[Raw records]
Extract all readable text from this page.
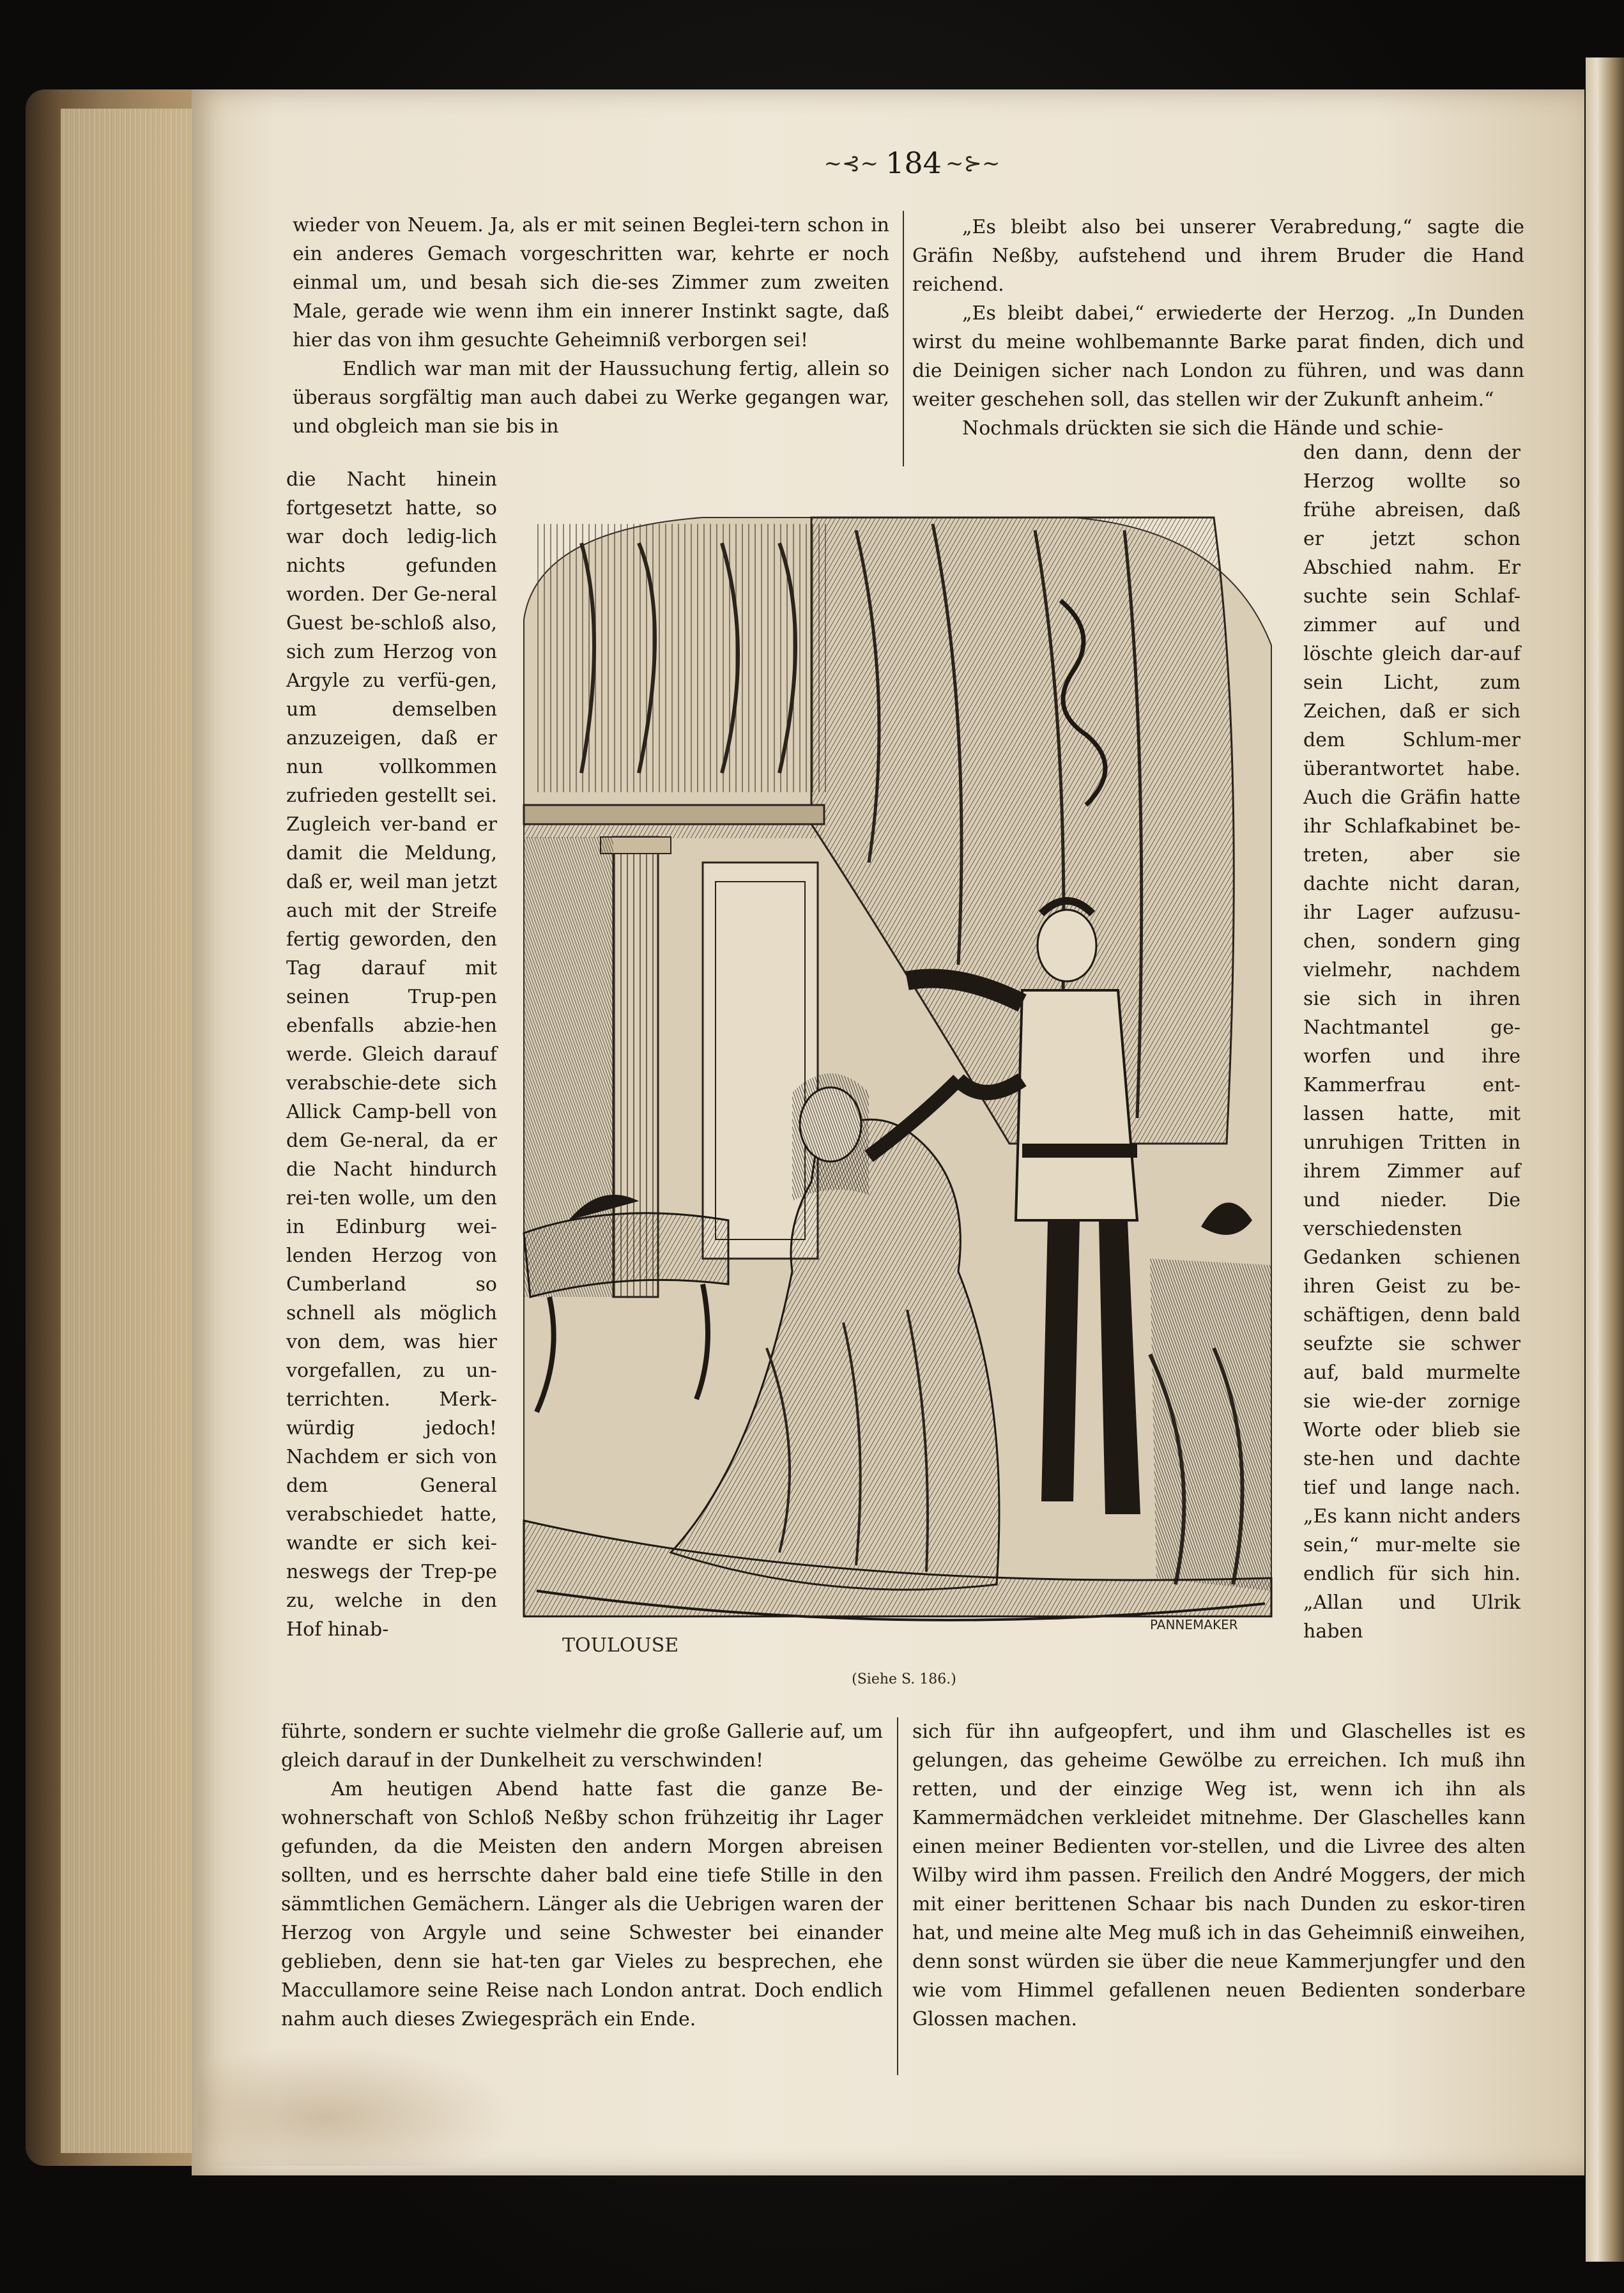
~⊰~ 184 ~⊱~

wieder von Neuem. Ja, als er mit seinen Beglei-tern schon in ein anderes Gemach vorgeschritten war, kehrte er noch einmal um, und besah sich die-ses Zimmer zum zweiten Male, gerade wie wenn ihm ein innerer Instinkt sagte, daß hier das von ihm gesuchte Geheimniß verborgen sei!

Endlich war man mit der Haussuchung fertig, allein so überaus sorgfältig man auch dabei zu Werke gegangen war, und obgleich man sie bis in

die Nacht hinein fortgesetzt hatte, so war doch ledig-lich nichts gefunden worden. Der Ge-neral Guest be-schloß also, sich zum Herzog von Argyle zu verfü-gen, um demselben anzuzeigen, daß er nun vollkommen zufrieden gestellt sei. Zugleich ver-band er damit die Meldung, daß er, weil man jetzt auch mit der Streife fertig geworden, den Tag darauf mit seinen Trup-pen ebenfalls abzie-hen werde. Gleich darauf verabschie-dete sich Allick Camp-bell von dem Ge-neral, da er die Nacht hindurch rei-ten wolle, um den in Edinburg wei-lenden Herzog von Cumberland so schnell als möglich von dem, was hier vorgefallen, zu un-terrichten. Merk-würdig jedoch! Nachdem er sich von dem General verabschiedet hatte, wandte er sich kei-neswegs der Trep-pe zu, welche in den Hof hinab-

führte, sondern er suchte vielmehr die große Gallerie auf, um gleich darauf in der Dunkelheit zu verschwinden!

Am heutigen Abend hatte fast die ganze Be-wohnerschaft von Schloß Neßby schon frühzeitig ihr Lager gefunden, da die Meisten den andern Morgen abreisen sollten, und es herrschte daher bald eine tiefe Stille in den sämmtlichen Gemächern. Länger als die Uebrigen waren der Herzog von Argyle und seine Schwester bei einander geblieben, denn sie hat-ten gar Vieles zu besprechen, ehe Maccullamore seine Reise nach London antrat. Doch endlich nahm auch dieses Zwiegespräch ein Ende.

„Es bleibt also bei unserer Verabredung,“ sagte die Gräfin Neßby, aufstehend und ihrem Bruder die Hand reichend.

„Es bleibt dabei,“ erwiederte der Herzog. „In Dunden wirst du meine wohlbemannte Barke parat finden, dich und die Deinigen sicher nach London zu führen, und was dann weiter geschehen soll, das stellen wir der Zukunft anheim.“

Nochmals drückten sie sich die Hände und schie-

den dann, denn der Herzog wollte so frühe abreisen, daß er jetzt schon Abschied nahm. Er suchte sein Schlaf-zimmer auf und löschte gleich dar-auf sein Licht, zum Zeichen, daß er sich dem Schlum-mer überantwortet habe. Auch die Gräfin hatte ihr Schlafkabinet be-treten, aber sie dachte nicht daran, ihr Lager aufzusu-chen, sondern ging vielmehr, nachdem sie sich in ihren Nachtmantel ge-worfen und ihre Kammerfrau ent-lassen hatte, mit unruhigen Tritten in ihrem Zimmer auf und nieder. Die verschiedensten Gedanken schienen ihren Geist zu be-schäftigen, denn bald seufzte sie schwer auf, bald murmelte sie wie-der zornige Worte oder blieb sie ste-hen und dachte tief und lange nach. „Es kann nicht anders sein,“ mur-melte sie endlich für sich hin. „Allan und Ulrik haben

sich für ihn aufgeopfert, und ihm und Glaschelles ist es gelungen, das geheime Gewölbe zu erreichen. Ich muß ihn retten, und der einzige Weg ist, wenn ich ihn als Kammermädchen verkleidet mitnehme. Der Glaschelles kann einen meiner Bedienten vor-stellen, und die Livree des alten Wilby wird ihm passen. Freilich den André Moggers, der mich mit einer berittenen Schaar bis nach Dunden zu eskor-tiren hat, und meine alte Meg muß ich in das Geheimniß einweihen, denn sonst würden sie über die neue Kammerjungfer und den wie vom Himmel gefallenen neuen Bedienten sonderbare Glossen machen.

TOULOUSE
PANNEMAKER
(Siehe S. 186.)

> Given request
Restate the data above word for word. Do not include the images.

> Result of this exercise
Extract all readable text from this page.
~⊰~ 184 ~⊱~

wieder von Neuem. Ja, als er mit seinen Beglei-tern schon in ein anderes Gemach vorgeschritten war, kehrte er noch einmal um, und besah sich die-ses Zimmer zum zweiten Male, gerade wie wenn ihm ein innerer Instinkt sagte, daß hier das von ihm gesuchte Geheimniß verborgen sei!

Endlich war man mit der Haussuchung fertig, allein so überaus sorgfältig man auch dabei zu Werke gegangen war, und obgleich man sie bis in

die Nacht hinein fortgesetzt hatte, so war doch ledig-lich nichts gefunden worden. Der Ge-neral Guest be-schloß also, sich zum Herzog von Argyle zu verfü-gen, um demselben anzuzeigen, daß er nun vollkommen zufrieden gestellt sei. Zugleich ver-band er damit die Meldung, daß er, weil man jetzt auch mit der Streife fertig geworden, den Tag darauf mit seinen Trup-pen ebenfalls abzie-hen werde. Gleich darauf verabschie-dete sich Allick Camp-bell von dem Ge-neral, da er die Nacht hindurch rei-ten wolle, um den in Edinburg wei-lenden Herzog von Cumberland so schnell als möglich von dem, was hier vorgefallen, zu un-terrichten. Merk-würdig jedoch! Nachdem er sich von dem General verabschiedet hatte, wandte er sich kei-neswegs der Trep-pe zu, welche in den Hof hinab-

führte, sondern er suchte vielmehr die große Gallerie auf, um gleich darauf in der Dunkelheit zu verschwinden!

Am heutigen Abend hatte fast die ganze Be-wohnerschaft von Schloß Neßby schon frühzeitig ihr Lager gefunden, da die Meisten den andern Morgen abreisen sollten, und es herrschte daher bald eine tiefe Stille in den sämmtlichen Gemächern. Länger als die Uebrigen waren der Herzog von Argyle und seine Schwester bei einander geblieben, denn sie hat-ten gar Vieles zu besprechen, ehe Maccullamore seine Reise nach London antrat. Doch endlich nahm auch dieses Zwiegespräch ein Ende.

„Es bleibt also bei unserer Verabredung,“ sagte die Gräfin Neßby, aufstehend und ihrem Bruder die Hand reichend.

„Es bleibt dabei,“ erwiederte der Herzog. „In Dunden wirst du meine wohlbemannte Barke parat finden, dich und die Deinigen sicher nach London zu führen, und was dann weiter geschehen soll, das stellen wir der Zukunft anheim.“

Nochmals drückten sie sich die Hände und schie-

den dann, denn der Herzog wollte so frühe abreisen, daß er jetzt schon Abschied nahm. Er suchte sein Schlaf-zimmer auf und löschte gleich dar-auf sein Licht, zum Zeichen, daß er sich dem Schlum-mer überantwortet habe. Auch die Gräfin hatte ihr Schlafkabinet be-treten, aber sie dachte nicht daran, ihr Lager aufzusu-chen, sondern ging vielmehr, nachdem sie sich in ihren Nachtmantel ge-worfen und ihre Kammerfrau ent-lassen hatte, mit unruhigen Tritten in ihrem Zimmer auf und nieder. Die verschiedensten Gedanken schienen ihren Geist zu be-schäftigen, denn bald seufzte sie schwer auf, bald murmelte sie wie-der zornige Worte oder blieb sie ste-hen und dachte tief und lange nach. „Es kann nicht anders sein,“ mur-melte sie endlich für sich hin. „Allan und Ulrik haben

sich für ihn aufgeopfert, und ihm und Glaschelles ist es gelungen, das geheime Gewölbe zu erreichen. Ich muß ihn retten, und der einzige Weg ist, wenn ich ihn als Kammermädchen verkleidet mitnehme. Der Glaschelles kann einen meiner Bedienten vor-stellen, und die Livree des alten Wilby wird ihm passen. Freilich den André Moggers, der mich mit einer berittenen Schaar bis nach Dunden zu eskor-tiren hat, und meine alte Meg muß ich in das Geheimniß einweihen, denn sonst würden sie über die neue Kammerjungfer und den wie vom Himmel gefallenen neuen Bedienten sonderbare Glossen machen.

TOULOUSE
PANNEMAKER
(Siehe S. 186.)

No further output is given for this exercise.